- What you will do -
Pull out every line in the data that has the string "знаку" in it.

- Source material -
━━━━━━━━━━━━━━━━━━━━
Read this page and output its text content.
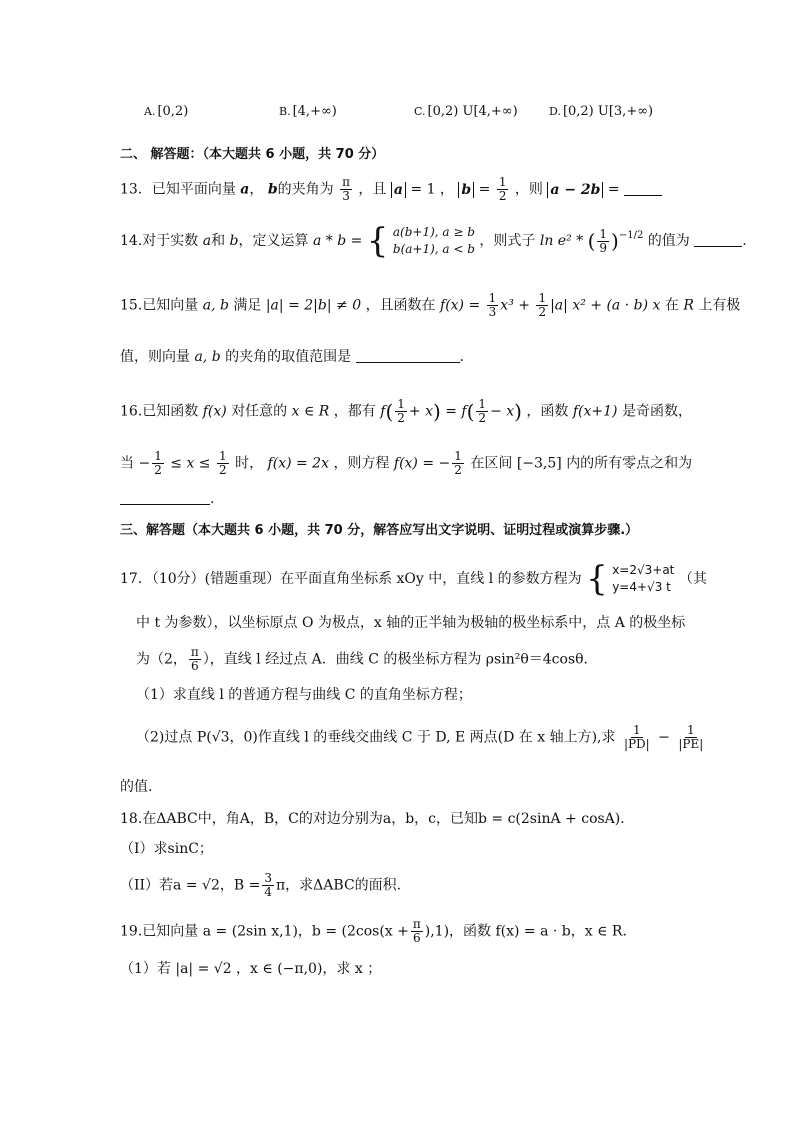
A. [0,2)	B. [4,+∞)	C. [0,2) U[4,+∞)	D. [0,2) U[3,+∞)
二、 解答题：（本大题共 6 小题，共 70 分）
13．已知平面向量 a， b的夹角为 $\frac{\pi}{3}$ ，且 a = 1 ， $b = \frac{1}{2}$ ，则 a − 2b =
14.对于实数 a和 b，定义运算 a * b = { a(b+1), a ≥ b
b(a+1), a < b ，则式子 ln e² * ( $\frac{1}{9} )^{-1/2}$ 的值为	.
15.已知向量 a, b 满足 |a| = 2|b| ≠ 0 ，且函数在 $f(x) = \frac{1}{3} x^3 + \frac{1}{2} |a|$ x² + (a · b) x 在 R 上有极
值，则向量 a, b 的夹角的取值范围是	．
16.已知函数 f(x) 对任意的 x ∈ R ，都有 $f( \frac{1}{2} + x) = f( \frac{1}{2} - x)$ ，函数 f(x+1) 是奇函数，
当 − $\frac{1}{2} \le x \le \frac{1}{2}$ 时， f(x) = 2x ，则方程 f(x) = − $\frac{1}{2}$ 在区间 [−3,5] 内的所有零点之和为
.
三、解答题（本大题共 6 小题，共 70 分，解答应写出文字说明、证明过程或演算步骤.）
17．（10分）(错题重现）在平面直角坐标系 xOy 中，直线 l 的参数方程为 { x=2√3+at
y=4+√3 t （其
中 t 为参数），以坐标原点 O 为极点，x 轴的正半轴为极轴的极坐标系中，点 A 的极坐标
为（2， $\frac{\pi}{6}$ ），直线 l 经过点 A．曲线 C 的极坐标方程为 ρsin²θ＝4cosθ．
（1）求直线 l 的普通方程与曲线 C 的直角坐标方程；
（2)过点 P(√3，0)作直线 l 的垂线交曲线 C 于 D, E 两点(D 在 x 轴上方),求 $\frac{1}{|PD|} - \frac{1}{|PE|}$
的值.
18.在ΔABC中，角A，B，C的对边分别为a，b，c，已知b = c(2sinA + cosA).
（I）求sinC；
（II）若a = √2，$B = \frac{3}{4}$ π，求ΔABC的面积.
19.已知向量 a = (2sin x,1)，$b = (2\cos(x + \frac{\pi}{6} ),1)$，函数 f(x) = a · b，x ∈ R．
（1）若 |a| = √2 ，x ∈ (−π,0)，求 x ；
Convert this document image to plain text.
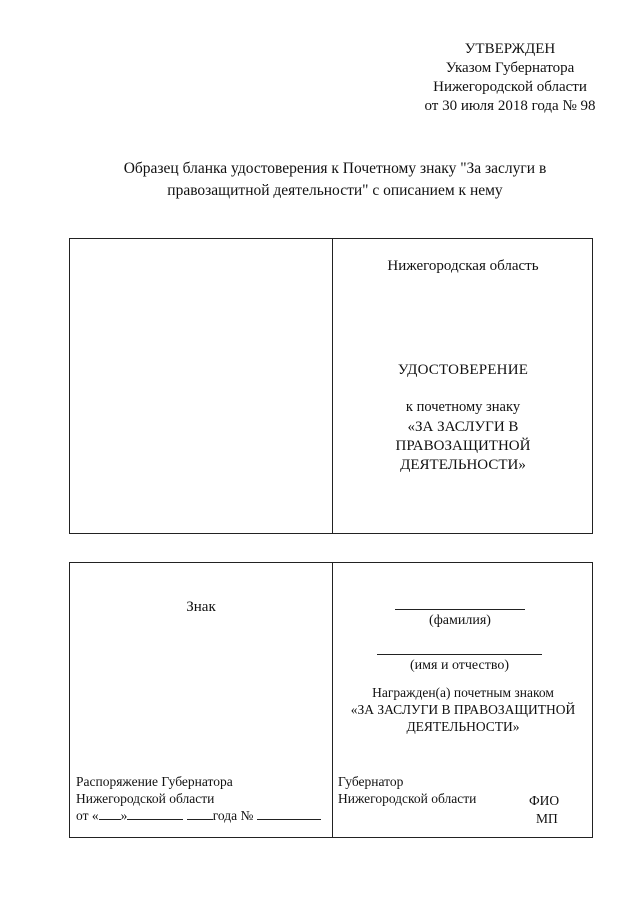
УТВЕРЖДЕН
Указом Губернатора
Нижегородской области
от 30 июля 2018 года № 98
Образец бланка удостоверения к Почетному знаку "За заслуги в
правозащитной деятельности" с описанием к нему
Нижегородская область
УДОСТОВЕРЕНИЕ
к почетному знаку
«ЗА ЗАСЛУГИ В
ПРАВОЗАЩИТНОЙ
ДЕЯТЕЛЬНОСТИ»
Знак
(фамилия)
(имя и отчество)
Награжден(а) почетным знаком
«ЗА ЗАСЛУГИ В ПРАВОЗАЩИТНОЙ
ДЕЯТЕЛЬНОСТИ»
Распоряжение Губернатора
Нижегородской области
от « »	года №
Губернатор
Нижегородской области	ФИО
МП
━━━━━━━━━━━━━━━━━━━━
- Response -
Образец бланка удостоверения к Почетному знаку "За заслуги в
к почетному знаку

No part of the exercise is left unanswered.